*WORK REQUIRED*. Repeat each entry as written, dropping any picture you find.

*STORED DATA*.
##########

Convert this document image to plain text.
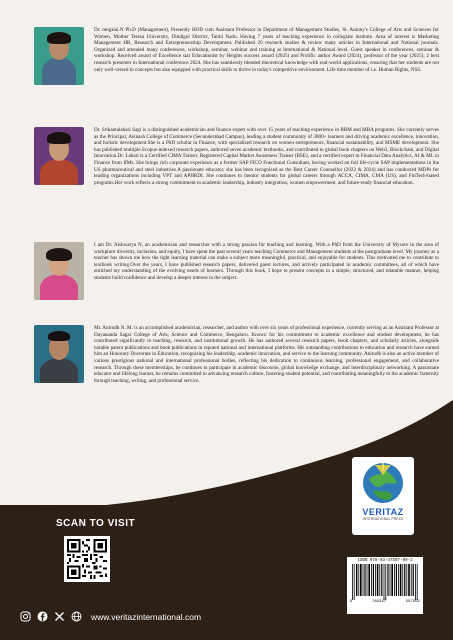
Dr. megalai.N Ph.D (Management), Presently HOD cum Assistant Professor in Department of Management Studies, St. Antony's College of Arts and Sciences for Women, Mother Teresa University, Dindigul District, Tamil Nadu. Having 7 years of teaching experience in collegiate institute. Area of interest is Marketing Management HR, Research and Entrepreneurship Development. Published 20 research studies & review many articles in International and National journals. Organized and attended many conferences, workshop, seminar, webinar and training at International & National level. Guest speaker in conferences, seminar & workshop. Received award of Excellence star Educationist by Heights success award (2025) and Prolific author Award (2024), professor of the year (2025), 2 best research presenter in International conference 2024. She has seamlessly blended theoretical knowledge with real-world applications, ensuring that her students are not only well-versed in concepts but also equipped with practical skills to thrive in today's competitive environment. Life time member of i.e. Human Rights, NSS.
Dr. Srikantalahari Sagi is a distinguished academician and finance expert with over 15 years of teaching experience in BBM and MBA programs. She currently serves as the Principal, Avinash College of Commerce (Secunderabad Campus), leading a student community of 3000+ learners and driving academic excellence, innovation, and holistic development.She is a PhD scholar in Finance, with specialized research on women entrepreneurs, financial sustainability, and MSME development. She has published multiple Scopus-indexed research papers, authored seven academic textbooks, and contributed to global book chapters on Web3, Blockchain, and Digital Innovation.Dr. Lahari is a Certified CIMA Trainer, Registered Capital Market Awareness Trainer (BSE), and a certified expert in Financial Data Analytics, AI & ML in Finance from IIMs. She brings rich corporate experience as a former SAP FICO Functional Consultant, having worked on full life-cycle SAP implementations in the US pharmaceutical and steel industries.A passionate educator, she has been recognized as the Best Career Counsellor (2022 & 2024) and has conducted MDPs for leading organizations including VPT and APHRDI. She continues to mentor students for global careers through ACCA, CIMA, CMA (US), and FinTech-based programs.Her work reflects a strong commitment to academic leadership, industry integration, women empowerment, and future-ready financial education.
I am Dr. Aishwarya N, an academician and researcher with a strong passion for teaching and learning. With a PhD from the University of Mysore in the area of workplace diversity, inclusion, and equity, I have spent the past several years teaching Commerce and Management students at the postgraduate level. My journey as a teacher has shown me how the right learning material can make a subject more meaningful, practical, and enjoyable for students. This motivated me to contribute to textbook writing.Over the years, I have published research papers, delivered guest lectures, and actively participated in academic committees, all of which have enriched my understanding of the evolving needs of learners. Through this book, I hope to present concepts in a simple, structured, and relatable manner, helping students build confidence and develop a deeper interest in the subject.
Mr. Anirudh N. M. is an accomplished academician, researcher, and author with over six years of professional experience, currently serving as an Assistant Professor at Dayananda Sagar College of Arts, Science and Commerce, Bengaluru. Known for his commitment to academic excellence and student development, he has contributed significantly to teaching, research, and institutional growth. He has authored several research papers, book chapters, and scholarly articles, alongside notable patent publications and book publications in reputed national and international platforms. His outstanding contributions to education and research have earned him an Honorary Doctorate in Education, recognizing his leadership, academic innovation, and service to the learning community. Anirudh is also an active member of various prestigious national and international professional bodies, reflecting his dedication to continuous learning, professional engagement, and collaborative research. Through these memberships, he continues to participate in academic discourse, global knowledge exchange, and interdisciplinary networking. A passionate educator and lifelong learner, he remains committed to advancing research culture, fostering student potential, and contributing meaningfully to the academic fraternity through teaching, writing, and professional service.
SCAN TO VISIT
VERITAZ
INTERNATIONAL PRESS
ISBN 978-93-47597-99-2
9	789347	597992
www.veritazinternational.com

##########

*WRITTEN ANSWER*.
Convert this document image to plain text.
Dr. megalai.N Ph.D (Management), Presently HOD cum Assistant Professor in Department of Management Studies, St. Antony's College of Arts and Sciences for Women, Mother Teresa University, Dindigul District, Tamil Nadu. Having 7 years of teaching experience in collegiate institute. Area of interest is Marketing Management HR, Research and Entrepreneurship Development. Published 20 research studies & review many articles in International and National journals. Organized and attended many conferences, workshop, seminar, webinar and training at International & National level. Guest speaker in conferences, seminar & workshop. Received award of Excellence star Educationist by Heights success award (2025) and Prolific author Award (2024), professor of the year (2025), 2 best research presenter in International conference 2024. She has seamlessly blended theoretical knowledge with real-world applications, ensuring that her students are not only well-versed in concepts but also equipped with practical skills to thrive in today's competitive environment. Life time member of i.e. Human Rights, NSS.
Dr. Srikantalahari Sagi is a distinguished academician and finance expert with over 15 years of teaching experience in BBM and MBA programs. She currently serves as the Principal, Avinash College of Commerce (Secunderabad Campus), leading a student community of 3000+ learners and driving academic excellence, innovation, and holistic development.She is a PhD scholar in Finance, with specialized research on women entrepreneurs, financial sustainability, and MSME development. She has published multiple Scopus-indexed research papers, authored seven academic textbooks, and contributed to global book chapters on Web3, Blockchain, and Digital Innovation.Dr. Lahari is a Certified CIMA Trainer, Registered Capital Market Awareness Trainer (BSE), and a certified expert in Financial Data Analytics, AI & ML in Finance from IIMs. She brings rich corporate experience as a former SAP FICO Functional Consultant, having worked on full life-cycle SAP implementations in the US pharmaceutical and steel industries.A passionate educator, she has been recognized as the Best Career Counsellor (2022 & 2024) and has conducted MDPs for leading organizations including VPT and APHRDI. She continues to mentor students for global careers through ACCA, CIMA, CMA (US), and FinTech-based programs.Her work reflects a strong commitment to academic leadership, industry integration, women empowerment, and future-ready financial education.
I am Dr. Aishwarya N, an academician and researcher with a strong passion for teaching and learning. With a PhD from the University of Mysore in the area of workplace diversity, inclusion, and equity, I have spent the past several years teaching Commerce and Management students at the postgraduate level. My journey as a teacher has shown me how the right learning material can make a subject more meaningful, practical, and enjoyable for students. This motivated me to contribute to textbook writing.Over the years, I have published research papers, delivered guest lectures, and actively participated in academic committees, all of which have enriched my understanding of the evolving needs of learners. Through this book, I hope to present concepts in a simple, structured, and relatable manner, helping students build confidence and develop a deeper interest in the subject.
Mr. Anirudh N. M. is an accomplished academician, researcher, and author with over six years of professional experience, currently serving as an Assistant Professor at Dayananda Sagar College of Arts, Science and Commerce, Bengaluru. Known for his commitment to academic excellence and student development, he has contributed significantly to teaching, research, and institutional growth. He has authored several research papers, book chapters, and scholarly articles, alongside notable patent publications and book publications in reputed national and international platforms. His outstanding contributions to education and research have earned him an Honorary Doctorate in Education, recognizing his leadership, academic innovation, and service to the learning community. Anirudh is also an active member of various prestigious national and international professional bodies, reflecting his dedication to continuous learning, professional engagement, and collaborative research. Through these memberships, he continues to participate in academic discourse, global knowledge exchange, and interdisciplinary networking. A passionate educator and lifelong learner, he remains committed to advancing research culture, fostering student potential, and contributing meaningfully to the academic fraternity through teaching, writing, and professional service.
SCAN TO VISIT
VERITAZ
INTERNATIONAL PRESS
ISBN 978-93-47597-99-2
9	789347	597992
www.veritazinternational.com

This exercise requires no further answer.